Parts of the exercise |
1) Translate this sentence from the passage on historical materialism into Spanish: "Historical materialism is not a science of history, nor a science at all."
2) Answer these questions from the passage on historical materialism:
(a) What did Marx and Engels identify as the "superstructure"?
(b) With which stage does the communist ladder of history end?
(c) What two classes did the Asiatic societies have, according to the quoted source?

BEGIN Passage to read

Using this line of reasoning, communists tried to explain
the development of man as follows:
-
Inanimate objects experienced quantitative
changes and became living organisms because of a sudden leap.
-
Animals became men following more
quantitative changes.
-
A sudden leap produced the human mind.
Applying this flawed line of reasoning to social order,
communists describe their revolution as a “sudden leap that ushers in a new
form of society.” Marx and Engels wrote that “the nature of a society at
any given time was the direct result of the means of production then in effect,”
which they called the substructure of society.” They identified the state, law,
morality, and culture as the “superstructure.”
Following this fallacious argument, the communist view of
history is a ladder which starts with the primitive-communal society, slavery,
feudalism, capitalism, and finally ends with communism, the stage of
a classless society in which the dialectical materialism process will
cease to operate. The communist man will no longer be motivated by
self-interest and there will be “no distinction between mental and physical
labor and material abundance, absolute equality, and true social justice will
prevail.”
This historical materialism which focuses on economics
may seem to support the social inequities theory. But the communists
cleverly cherry-picked historical occurrences that supported their flimsy
theory. It is certainly not consistent with all historical events. Marx and
Engels lived in the period of the Industrial Revolution when there were great
social inequalities and large differences between economic classes.
Historical materialism is
not a science of history, nor a science at all. Its five-stage communist
development fails to explain societies in Asia. “Unlike Western society,
which is based on private ownership of the means of production, the Asiatic
society was based on state ownership of the means of production. Such despotic
societies had two classes, state bureaucracy and the masses. The masses had no
power. The Asiatic society never went through the feudal era, and it was
notable for the absence of class revolutions.” (J.E. Hoover, A Study of
Communism, 1962, p. 45)

END Passage to read
BEGIN Supplied information

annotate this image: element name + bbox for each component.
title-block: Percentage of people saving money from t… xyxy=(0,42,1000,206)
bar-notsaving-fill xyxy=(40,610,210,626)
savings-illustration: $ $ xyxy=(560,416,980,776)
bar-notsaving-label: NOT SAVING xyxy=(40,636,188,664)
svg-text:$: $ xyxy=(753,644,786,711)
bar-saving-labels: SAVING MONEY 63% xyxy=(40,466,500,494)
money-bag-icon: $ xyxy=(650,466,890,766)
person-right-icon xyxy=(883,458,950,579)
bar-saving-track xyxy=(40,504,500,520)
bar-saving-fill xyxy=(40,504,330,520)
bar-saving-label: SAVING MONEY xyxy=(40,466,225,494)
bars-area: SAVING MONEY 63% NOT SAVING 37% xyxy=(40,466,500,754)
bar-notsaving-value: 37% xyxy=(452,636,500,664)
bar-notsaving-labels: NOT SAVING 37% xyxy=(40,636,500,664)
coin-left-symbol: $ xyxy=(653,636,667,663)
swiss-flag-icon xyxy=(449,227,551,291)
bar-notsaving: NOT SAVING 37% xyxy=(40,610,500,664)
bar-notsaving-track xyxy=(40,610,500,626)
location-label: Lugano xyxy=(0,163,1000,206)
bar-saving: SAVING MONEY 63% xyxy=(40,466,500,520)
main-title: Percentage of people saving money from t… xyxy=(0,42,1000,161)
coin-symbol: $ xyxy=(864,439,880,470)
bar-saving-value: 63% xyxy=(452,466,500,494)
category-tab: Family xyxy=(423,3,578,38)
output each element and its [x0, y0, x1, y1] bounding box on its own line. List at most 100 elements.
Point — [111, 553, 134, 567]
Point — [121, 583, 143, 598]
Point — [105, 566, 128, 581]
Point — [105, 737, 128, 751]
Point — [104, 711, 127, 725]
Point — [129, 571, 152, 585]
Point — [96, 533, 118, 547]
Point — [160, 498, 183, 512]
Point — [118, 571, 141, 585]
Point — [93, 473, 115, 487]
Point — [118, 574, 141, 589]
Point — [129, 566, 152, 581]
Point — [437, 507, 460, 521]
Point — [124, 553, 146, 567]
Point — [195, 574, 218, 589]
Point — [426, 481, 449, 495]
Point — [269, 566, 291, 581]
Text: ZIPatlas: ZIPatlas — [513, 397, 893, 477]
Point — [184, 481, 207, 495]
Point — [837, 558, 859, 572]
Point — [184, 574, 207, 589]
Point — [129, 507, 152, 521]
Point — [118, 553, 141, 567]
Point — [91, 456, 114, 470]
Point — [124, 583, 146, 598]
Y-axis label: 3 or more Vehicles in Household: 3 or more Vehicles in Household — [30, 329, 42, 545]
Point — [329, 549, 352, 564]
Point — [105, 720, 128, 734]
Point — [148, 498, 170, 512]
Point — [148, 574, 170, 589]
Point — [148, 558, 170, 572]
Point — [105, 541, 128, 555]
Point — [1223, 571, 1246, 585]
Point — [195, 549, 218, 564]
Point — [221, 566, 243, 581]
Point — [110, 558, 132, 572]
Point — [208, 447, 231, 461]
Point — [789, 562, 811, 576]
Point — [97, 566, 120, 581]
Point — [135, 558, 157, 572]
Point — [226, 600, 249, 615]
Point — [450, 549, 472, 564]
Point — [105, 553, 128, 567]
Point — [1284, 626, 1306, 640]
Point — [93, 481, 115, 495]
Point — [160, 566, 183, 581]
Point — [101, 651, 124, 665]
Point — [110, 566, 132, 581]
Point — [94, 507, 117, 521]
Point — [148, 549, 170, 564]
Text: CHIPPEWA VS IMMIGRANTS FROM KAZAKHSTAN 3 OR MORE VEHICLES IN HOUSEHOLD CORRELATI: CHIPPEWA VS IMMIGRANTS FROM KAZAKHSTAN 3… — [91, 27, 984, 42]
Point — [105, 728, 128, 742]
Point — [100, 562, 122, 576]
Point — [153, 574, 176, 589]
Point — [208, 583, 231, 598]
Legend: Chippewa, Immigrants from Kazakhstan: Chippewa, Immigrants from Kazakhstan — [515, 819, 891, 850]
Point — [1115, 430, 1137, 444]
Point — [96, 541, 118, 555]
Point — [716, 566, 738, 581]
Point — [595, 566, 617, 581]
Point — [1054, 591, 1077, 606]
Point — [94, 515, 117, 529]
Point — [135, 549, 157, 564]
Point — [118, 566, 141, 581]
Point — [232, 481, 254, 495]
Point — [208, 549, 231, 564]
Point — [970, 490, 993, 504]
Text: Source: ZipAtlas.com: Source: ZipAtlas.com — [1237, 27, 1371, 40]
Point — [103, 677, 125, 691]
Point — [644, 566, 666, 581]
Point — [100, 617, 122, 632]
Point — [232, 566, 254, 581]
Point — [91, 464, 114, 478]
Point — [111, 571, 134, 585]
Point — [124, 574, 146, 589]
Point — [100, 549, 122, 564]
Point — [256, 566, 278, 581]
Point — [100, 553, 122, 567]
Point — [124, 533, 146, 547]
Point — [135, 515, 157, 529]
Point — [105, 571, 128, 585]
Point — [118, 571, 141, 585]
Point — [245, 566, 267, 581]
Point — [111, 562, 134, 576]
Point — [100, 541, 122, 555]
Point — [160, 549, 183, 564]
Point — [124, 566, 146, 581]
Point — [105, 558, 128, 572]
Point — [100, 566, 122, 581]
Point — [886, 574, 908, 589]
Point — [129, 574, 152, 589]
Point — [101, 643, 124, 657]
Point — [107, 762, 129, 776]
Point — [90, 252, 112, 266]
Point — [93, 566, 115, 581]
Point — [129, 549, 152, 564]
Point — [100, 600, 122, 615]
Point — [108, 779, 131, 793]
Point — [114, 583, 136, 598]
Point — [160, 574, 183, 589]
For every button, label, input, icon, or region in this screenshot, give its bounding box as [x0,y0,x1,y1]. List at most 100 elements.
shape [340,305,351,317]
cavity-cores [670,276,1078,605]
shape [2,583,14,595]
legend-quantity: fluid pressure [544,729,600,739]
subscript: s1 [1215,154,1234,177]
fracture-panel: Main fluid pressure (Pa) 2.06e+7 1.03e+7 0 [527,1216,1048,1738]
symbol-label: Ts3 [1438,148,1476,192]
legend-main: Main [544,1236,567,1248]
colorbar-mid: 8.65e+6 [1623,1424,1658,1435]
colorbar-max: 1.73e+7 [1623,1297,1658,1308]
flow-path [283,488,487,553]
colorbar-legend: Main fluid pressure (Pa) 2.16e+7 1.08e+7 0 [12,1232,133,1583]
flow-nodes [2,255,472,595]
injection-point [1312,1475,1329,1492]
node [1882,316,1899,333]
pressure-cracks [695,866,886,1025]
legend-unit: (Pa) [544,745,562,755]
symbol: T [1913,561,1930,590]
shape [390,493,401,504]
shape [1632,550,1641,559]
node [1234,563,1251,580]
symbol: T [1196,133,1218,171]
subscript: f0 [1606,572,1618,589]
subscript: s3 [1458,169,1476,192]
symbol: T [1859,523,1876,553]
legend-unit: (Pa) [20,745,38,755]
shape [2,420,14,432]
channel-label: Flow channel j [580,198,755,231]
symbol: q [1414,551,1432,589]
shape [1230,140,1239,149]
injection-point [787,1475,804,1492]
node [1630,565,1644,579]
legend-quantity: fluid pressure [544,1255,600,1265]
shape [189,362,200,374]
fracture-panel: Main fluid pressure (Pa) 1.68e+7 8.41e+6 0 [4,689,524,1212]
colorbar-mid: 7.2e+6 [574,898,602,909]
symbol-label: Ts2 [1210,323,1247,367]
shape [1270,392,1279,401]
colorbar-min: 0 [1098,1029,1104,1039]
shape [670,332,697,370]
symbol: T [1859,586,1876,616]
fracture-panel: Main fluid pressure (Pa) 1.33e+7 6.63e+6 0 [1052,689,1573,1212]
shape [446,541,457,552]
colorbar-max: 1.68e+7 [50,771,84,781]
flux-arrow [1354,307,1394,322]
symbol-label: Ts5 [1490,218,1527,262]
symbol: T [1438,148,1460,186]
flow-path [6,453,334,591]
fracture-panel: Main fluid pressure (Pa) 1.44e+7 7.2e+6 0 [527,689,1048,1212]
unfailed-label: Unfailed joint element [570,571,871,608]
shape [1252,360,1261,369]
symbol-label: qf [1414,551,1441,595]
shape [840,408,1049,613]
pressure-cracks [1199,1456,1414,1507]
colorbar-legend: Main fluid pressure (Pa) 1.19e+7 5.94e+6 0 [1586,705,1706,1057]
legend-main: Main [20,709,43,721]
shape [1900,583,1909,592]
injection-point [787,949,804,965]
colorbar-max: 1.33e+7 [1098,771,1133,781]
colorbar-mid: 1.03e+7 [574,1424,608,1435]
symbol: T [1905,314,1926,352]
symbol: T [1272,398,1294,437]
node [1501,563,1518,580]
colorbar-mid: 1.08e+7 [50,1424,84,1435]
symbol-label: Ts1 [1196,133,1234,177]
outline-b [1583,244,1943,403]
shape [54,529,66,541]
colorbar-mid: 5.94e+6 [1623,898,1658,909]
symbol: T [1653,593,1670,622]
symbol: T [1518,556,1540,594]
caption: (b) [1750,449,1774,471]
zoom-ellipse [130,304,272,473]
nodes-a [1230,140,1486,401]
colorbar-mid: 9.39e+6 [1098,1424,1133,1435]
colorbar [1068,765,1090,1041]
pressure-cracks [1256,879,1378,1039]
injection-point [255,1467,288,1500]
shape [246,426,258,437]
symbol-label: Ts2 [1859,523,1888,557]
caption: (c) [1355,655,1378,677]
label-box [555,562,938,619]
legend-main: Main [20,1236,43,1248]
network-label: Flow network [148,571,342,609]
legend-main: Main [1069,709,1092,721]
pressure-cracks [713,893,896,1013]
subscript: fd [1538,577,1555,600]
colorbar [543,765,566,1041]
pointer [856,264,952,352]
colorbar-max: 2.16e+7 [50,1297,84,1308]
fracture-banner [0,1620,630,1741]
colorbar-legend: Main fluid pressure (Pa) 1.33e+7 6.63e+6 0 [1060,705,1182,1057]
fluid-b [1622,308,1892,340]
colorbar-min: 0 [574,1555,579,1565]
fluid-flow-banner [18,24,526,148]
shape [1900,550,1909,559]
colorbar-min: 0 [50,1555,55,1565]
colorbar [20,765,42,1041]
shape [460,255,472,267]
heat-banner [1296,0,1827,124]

END Supplied information

Written responses |
1) El materialismo histórico no es una ciencia de la historia, ni una ciencia en absoluto.

2)
(a) The state, law, morality, and culture.
(b) Communism, the stage of a classless society.
(c) State bureaucracy and the masses.